# [Exercise directions]
The entries below should be output exactly as written.

# [Extracted information]
^^^^^^^^

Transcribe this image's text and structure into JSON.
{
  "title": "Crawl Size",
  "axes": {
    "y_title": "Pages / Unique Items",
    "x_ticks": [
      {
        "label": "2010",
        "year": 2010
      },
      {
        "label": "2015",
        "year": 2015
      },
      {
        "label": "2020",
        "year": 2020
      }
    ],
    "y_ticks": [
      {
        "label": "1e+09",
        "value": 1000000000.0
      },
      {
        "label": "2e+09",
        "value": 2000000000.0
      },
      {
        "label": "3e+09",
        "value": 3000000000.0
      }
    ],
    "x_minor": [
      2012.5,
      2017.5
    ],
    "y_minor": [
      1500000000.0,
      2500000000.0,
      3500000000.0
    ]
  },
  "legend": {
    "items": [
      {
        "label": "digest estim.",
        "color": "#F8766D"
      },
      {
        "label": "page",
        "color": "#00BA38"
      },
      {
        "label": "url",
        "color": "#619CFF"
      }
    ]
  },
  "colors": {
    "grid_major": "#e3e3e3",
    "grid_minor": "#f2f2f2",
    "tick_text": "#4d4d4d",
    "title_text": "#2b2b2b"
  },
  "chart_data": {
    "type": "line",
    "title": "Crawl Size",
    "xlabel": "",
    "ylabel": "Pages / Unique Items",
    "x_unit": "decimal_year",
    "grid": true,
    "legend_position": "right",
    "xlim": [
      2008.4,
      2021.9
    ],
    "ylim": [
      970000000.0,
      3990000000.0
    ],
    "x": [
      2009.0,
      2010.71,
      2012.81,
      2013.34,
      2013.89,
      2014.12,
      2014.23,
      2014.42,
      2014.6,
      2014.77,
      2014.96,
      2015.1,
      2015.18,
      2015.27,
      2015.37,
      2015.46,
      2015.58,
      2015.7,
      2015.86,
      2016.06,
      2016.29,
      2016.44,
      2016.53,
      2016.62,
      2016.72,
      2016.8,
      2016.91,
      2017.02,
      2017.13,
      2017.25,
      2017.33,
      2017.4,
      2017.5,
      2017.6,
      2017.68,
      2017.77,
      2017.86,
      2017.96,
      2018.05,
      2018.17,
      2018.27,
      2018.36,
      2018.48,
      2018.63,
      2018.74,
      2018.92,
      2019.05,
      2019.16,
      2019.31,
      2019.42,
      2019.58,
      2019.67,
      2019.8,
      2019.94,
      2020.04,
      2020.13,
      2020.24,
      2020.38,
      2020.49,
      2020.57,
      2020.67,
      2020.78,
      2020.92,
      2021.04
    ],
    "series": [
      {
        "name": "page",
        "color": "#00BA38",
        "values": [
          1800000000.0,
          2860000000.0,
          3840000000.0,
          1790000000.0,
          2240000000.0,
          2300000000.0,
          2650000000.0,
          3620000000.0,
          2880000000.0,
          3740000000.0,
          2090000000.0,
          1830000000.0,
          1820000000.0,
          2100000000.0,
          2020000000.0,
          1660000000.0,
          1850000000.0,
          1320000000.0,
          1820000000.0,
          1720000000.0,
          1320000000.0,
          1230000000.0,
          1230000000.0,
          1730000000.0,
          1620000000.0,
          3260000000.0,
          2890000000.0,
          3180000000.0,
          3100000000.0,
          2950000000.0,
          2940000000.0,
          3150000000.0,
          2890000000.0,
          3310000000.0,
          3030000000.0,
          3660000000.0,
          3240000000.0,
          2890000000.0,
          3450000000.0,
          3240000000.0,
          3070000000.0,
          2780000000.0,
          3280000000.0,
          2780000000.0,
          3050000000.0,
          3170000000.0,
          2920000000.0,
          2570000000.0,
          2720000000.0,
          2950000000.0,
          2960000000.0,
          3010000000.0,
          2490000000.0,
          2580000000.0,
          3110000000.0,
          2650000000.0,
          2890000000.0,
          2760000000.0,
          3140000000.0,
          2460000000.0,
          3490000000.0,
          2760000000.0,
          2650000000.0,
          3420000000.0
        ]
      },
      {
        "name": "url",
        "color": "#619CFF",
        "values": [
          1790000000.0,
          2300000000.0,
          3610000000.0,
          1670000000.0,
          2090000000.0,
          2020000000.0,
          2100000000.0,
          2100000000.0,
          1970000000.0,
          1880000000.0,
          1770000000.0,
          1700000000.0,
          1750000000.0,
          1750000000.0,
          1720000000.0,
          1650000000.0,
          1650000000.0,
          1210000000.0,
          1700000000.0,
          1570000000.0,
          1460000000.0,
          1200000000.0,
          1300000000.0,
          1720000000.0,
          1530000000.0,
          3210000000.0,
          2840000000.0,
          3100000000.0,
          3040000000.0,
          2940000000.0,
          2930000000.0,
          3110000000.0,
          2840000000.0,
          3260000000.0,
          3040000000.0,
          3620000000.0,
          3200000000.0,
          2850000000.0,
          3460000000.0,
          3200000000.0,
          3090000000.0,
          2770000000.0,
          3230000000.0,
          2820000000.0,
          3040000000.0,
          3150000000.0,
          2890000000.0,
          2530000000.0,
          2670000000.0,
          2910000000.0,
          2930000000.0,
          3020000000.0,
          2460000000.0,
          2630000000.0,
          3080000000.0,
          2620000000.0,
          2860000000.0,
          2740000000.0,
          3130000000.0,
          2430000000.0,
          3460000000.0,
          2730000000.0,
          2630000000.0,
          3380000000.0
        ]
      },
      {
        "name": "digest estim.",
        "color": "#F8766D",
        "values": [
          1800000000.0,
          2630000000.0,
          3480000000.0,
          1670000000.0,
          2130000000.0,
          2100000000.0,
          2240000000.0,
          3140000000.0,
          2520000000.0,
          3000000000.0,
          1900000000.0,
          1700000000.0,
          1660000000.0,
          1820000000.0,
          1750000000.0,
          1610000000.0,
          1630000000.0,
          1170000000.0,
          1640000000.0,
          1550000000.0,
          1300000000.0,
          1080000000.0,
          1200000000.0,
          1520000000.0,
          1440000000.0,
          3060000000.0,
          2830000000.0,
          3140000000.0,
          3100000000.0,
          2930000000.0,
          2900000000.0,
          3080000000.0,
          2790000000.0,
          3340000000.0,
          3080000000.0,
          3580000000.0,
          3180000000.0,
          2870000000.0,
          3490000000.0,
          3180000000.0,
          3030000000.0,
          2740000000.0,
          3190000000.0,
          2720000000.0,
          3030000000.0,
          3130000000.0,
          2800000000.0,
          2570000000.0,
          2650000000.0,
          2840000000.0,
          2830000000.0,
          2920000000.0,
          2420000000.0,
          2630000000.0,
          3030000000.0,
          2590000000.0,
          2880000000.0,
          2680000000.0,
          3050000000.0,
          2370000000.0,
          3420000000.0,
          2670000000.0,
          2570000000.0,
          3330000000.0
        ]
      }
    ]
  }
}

^^^^^^^^

# [Answer for this exercise]
Transcribe this image's text and structure into JSON.
{
  "title": "Crawl Size",
  "axes": {
    "y_title": "Pages / Unique Items",
    "x_ticks": [
      {
        "label": "2010",
        "year": 2010
      },
      {
        "label": "2015",
        "year": 2015
      },
      {
        "label": "2020",
        "year": 2020
      }
    ],
    "y_ticks": [
      {
        "label": "1e+09",
        "value": 1000000000.0
      },
      {
        "label": "2e+09",
        "value": 2000000000.0
      },
      {
        "label": "3e+09",
        "value": 3000000000.0
      }
    ],
    "x_minor": [
      2012.5,
      2017.5
    ],
    "y_minor": [
      1500000000.0,
      2500000000.0,
      3500000000.0
    ]
  },
  "legend": {
    "items": [
      {
        "label": "digest estim.",
        "color": "#F8766D"
      },
      {
        "label": "page",
        "color": "#00BA38"
      },
      {
        "label": "url",
        "color": "#619CFF"
      }
    ]
  },
  "colors": {
    "grid_major": "#e3e3e3",
    "grid_minor": "#f2f2f2",
    "tick_text": "#4d4d4d",
    "title_text": "#2b2b2b"
  },
  "chart_data": {
    "type": "line",
    "title": "Crawl Size",
    "xlabel": "",
    "ylabel": "Pages / Unique Items",
    "x_unit": "decimal_year",
    "grid": true,
    "legend_position": "right",
    "xlim": [
      2008.4,
      2021.9
    ],
    "ylim": [
      970000000.0,
      3990000000.0
    ],
    "x": [
      2009.0,
      2010.71,
      2012.81,
      2013.34,
      2013.89,
      2014.12,
      2014.23,
      2014.42,
      2014.6,
      2014.77,
      2014.96,
      2015.1,
      2015.18,
      2015.27,
      2015.37,
      2015.46,
      2015.58,
      2015.7,
      2015.86,
      2016.06,
      2016.29,
      2016.44,
      2016.53,
      2016.62,
      2016.72,
      2016.8,
      2016.91,
      2017.02,
      2017.13,
      2017.25,
      2017.33,
      2017.4,
      2017.5,
      2017.6,
      2017.68,
      2017.77,
      2017.86,
      2017.96,
      2018.05,
      2018.17,
      2018.27,
      2018.36,
      2018.48,
      2018.63,
      2018.74,
      2018.92,
      2019.05,
      2019.16,
      2019.31,
      2019.42,
      2019.58,
      2019.67,
      2019.8,
      2019.94,
      2020.04,
      2020.13,
      2020.24,
      2020.38,
      2020.49,
      2020.57,
      2020.67,
      2020.78,
      2020.92,
      2021.04
    ],
    "series": [
      {
        "name": "page",
        "color": "#00BA38",
        "values": [
          1800000000.0,
          2860000000.0,
          3840000000.0,
          1790000000.0,
          2240000000.0,
          2300000000.0,
          2650000000.0,
          3620000000.0,
          2880000000.0,
          3740000000.0,
          2090000000.0,
          1830000000.0,
          1820000000.0,
          2100000000.0,
          2020000000.0,
          1660000000.0,
          1850000000.0,
          1320000000.0,
          1820000000.0,
          1720000000.0,
          1320000000.0,
          1230000000.0,
          1230000000.0,
          1730000000.0,
          1620000000.0,
          3260000000.0,
          2890000000.0,
          3180000000.0,
          3100000000.0,
          2950000000.0,
          2940000000.0,
          3150000000.0,
          2890000000.0,
          3310000000.0,
          3030000000.0,
          3660000000.0,
          3240000000.0,
          2890000000.0,
          3450000000.0,
          3240000000.0,
          3070000000.0,
          2780000000.0,
          3280000000.0,
          2780000000.0,
          3050000000.0,
          3170000000.0,
          2920000000.0,
          2570000000.0,
          2720000000.0,
          2950000000.0,
          2960000000.0,
          3010000000.0,
          2490000000.0,
          2580000000.0,
          3110000000.0,
          2650000000.0,
          2890000000.0,
          2760000000.0,
          3140000000.0,
          2460000000.0,
          3490000000.0,
          2760000000.0,
          2650000000.0,
          3420000000.0
        ]
      },
      {
        "name": "url",
        "color": "#619CFF",
        "values": [
          1790000000.0,
          2300000000.0,
          3610000000.0,
          1670000000.0,
          2090000000.0,
          2020000000.0,
          2100000000.0,
          2100000000.0,
          1970000000.0,
          1880000000.0,
          1770000000.0,
          1700000000.0,
          1750000000.0,
          1750000000.0,
          1720000000.0,
          1650000000.0,
          1650000000.0,
          1210000000.0,
          1700000000.0,
          1570000000.0,
          1460000000.0,
          1200000000.0,
          1300000000.0,
          1720000000.0,
          1530000000.0,
          3210000000.0,
          2840000000.0,
          3100000000.0,
          3040000000.0,
          2940000000.0,
          2930000000.0,
          3110000000.0,
          2840000000.0,
          3260000000.0,
          3040000000.0,
          3620000000.0,
          3200000000.0,
          2850000000.0,
          3460000000.0,
          3200000000.0,
          3090000000.0,
          2770000000.0,
          3230000000.0,
          2820000000.0,
          3040000000.0,
          3150000000.0,
          2890000000.0,
          2530000000.0,
          2670000000.0,
          2910000000.0,
          2930000000.0,
          3020000000.0,
          2460000000.0,
          2630000000.0,
          3080000000.0,
          2620000000.0,
          2860000000.0,
          2740000000.0,
          3130000000.0,
          2430000000.0,
          3460000000.0,
          2730000000.0,
          2630000000.0,
          3380000000.0
        ]
      },
      {
        "name": "digest estim.",
        "color": "#F8766D",
        "values": [
          1800000000.0,
          2630000000.0,
          3480000000.0,
          1670000000.0,
          2130000000.0,
          2100000000.0,
          2240000000.0,
          3140000000.0,
          2520000000.0,
          3000000000.0,
          1900000000.0,
          1700000000.0,
          1660000000.0,
          1820000000.0,
          1750000000.0,
          1610000000.0,
          1630000000.0,
          1170000000.0,
          1640000000.0,
          1550000000.0,
          1300000000.0,
          1080000000.0,
          1200000000.0,
          1520000000.0,
          1440000000.0,
          3060000000.0,
          2830000000.0,
          3140000000.0,
          3100000000.0,
          2930000000.0,
          2900000000.0,
          3080000000.0,
          2790000000.0,
          3340000000.0,
          3080000000.0,
          3580000000.0,
          3180000000.0,
          2870000000.0,
          3490000000.0,
          3180000000.0,
          3030000000.0,
          2740000000.0,
          3190000000.0,
          2720000000.0,
          3030000000.0,
          3130000000.0,
          2800000000.0,
          2570000000.0,
          2650000000.0,
          2840000000.0,
          2830000000.0,
          2920000000.0,
          2420000000.0,
          2630000000.0,
          3030000000.0,
          2590000000.0,
          2880000000.0,
          2680000000.0,
          3050000000.0,
          2370000000.0,
          3420000000.0,
          2670000000.0,
          2570000000.0,
          3330000000.0
        ]
      }
    ]
  }
}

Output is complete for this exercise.